───── Material shown ─────

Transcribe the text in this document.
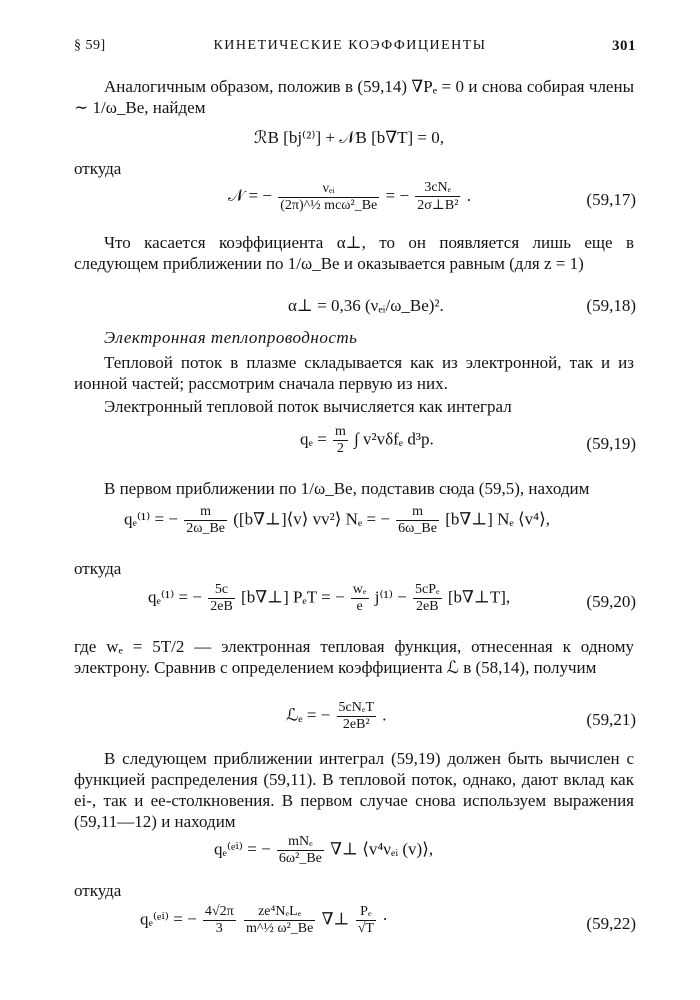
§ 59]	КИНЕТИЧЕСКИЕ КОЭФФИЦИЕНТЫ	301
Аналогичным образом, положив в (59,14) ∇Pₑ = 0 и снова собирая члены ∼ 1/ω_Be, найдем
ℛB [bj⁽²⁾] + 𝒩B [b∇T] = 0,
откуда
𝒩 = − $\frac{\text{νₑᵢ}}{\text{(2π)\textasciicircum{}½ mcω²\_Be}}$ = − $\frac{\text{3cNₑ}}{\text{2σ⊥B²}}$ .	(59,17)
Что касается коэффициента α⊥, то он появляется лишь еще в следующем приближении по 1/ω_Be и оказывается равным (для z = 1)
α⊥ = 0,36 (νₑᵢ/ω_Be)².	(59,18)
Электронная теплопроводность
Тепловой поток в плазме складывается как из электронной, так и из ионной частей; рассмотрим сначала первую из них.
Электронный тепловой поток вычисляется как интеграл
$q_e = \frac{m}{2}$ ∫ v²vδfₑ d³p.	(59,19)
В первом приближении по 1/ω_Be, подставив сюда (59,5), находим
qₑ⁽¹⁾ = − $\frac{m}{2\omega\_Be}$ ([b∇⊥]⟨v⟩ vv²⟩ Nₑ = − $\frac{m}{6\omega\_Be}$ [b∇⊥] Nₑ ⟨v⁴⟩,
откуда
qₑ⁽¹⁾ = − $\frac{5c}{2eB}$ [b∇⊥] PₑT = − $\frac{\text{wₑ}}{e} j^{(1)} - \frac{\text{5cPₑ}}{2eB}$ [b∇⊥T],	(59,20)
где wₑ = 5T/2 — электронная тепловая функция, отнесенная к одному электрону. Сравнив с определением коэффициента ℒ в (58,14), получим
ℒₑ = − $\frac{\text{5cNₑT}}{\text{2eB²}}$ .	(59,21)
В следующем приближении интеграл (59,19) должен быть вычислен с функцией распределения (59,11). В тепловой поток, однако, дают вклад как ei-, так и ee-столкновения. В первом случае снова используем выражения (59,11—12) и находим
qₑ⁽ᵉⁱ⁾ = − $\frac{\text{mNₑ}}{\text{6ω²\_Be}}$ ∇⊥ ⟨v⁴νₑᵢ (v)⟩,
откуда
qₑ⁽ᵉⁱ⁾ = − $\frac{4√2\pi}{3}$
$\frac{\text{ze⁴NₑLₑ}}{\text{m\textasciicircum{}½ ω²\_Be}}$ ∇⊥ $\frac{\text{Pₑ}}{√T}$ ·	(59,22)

─────

Instructions for the task
Produce an exact copy of each line of data, skipping embedded images.

Answer for the task
Transcribe the text in this document.
§ 59]	КИНЕТИЧЕСКИЕ КОЭФФИЦИЕНТЫ	301
Аналогичным образом, положив в (59,14) ∇Pₑ = 0 и снова собирая члены ∼ 1/ω_Be, найдем
ℛB [bj⁽²⁾] + 𝒩B [b∇T] = 0,
откуда
𝒩 = − $\frac{\text{νₑᵢ}}{\text{(2π)\textasciicircum{}½ mcω²\_Be}}$ = − $\frac{\text{3cNₑ}}{\text{2σ⊥B²}}$ .	(59,17)
Что касается коэффициента α⊥, то он появляется лишь еще в следующем приближении по 1/ω_Be и оказывается равным (для z = 1)
α⊥ = 0,36 (νₑᵢ/ω_Be)².	(59,18)
Электронная теплопроводность
Тепловой поток в плазме складывается как из электронной, так и из ионной частей; рассмотрим сначала первую из них.
Электронный тепловой поток вычисляется как интеграл
$q_e = \frac{m}{2}$ ∫ v²vδfₑ d³p.	(59,19)
В первом приближении по 1/ω_Be, подставив сюда (59,5), находим
qₑ⁽¹⁾ = − $\frac{m}{2\omega\_Be}$ ([b∇⊥]⟨v⟩ vv²⟩ Nₑ = − $\frac{m}{6\omega\_Be}$ [b∇⊥] Nₑ ⟨v⁴⟩,
откуда
qₑ⁽¹⁾ = − $\frac{5c}{2eB}$ [b∇⊥] PₑT = − $\frac{\text{wₑ}}{e} j^{(1)} - \frac{\text{5cPₑ}}{2eB}$ [b∇⊥T],	(59,20)
где wₑ = 5T/2 — электронная тепловая функция, отнесенная к одному электрону. Сравнив с определением коэффициента ℒ в (58,14), получим
ℒₑ = − $\frac{\text{5cNₑT}}{\text{2eB²}}$ .	(59,21)
В следующем приближении интеграл (59,19) должен быть вычислен с функцией распределения (59,11). В тепловой поток, однако, дают вклад как ei-, так и ee-столкновения. В первом случае снова используем выражения (59,11—12) и находим
qₑ⁽ᵉⁱ⁾ = − $\frac{\text{mNₑ}}{\text{6ω²\_Be}}$ ∇⊥ ⟨v⁴νₑᵢ (v)⟩,
откуда
qₑ⁽ᵉⁱ⁾ = − $\frac{4√2\pi}{3}$
$\frac{\text{ze⁴NₑLₑ}}{\text{m\textasciicircum{}½ ω²\_Be}}$ ∇⊥ $\frac{\text{Pₑ}}{√T}$ ·	(59,22)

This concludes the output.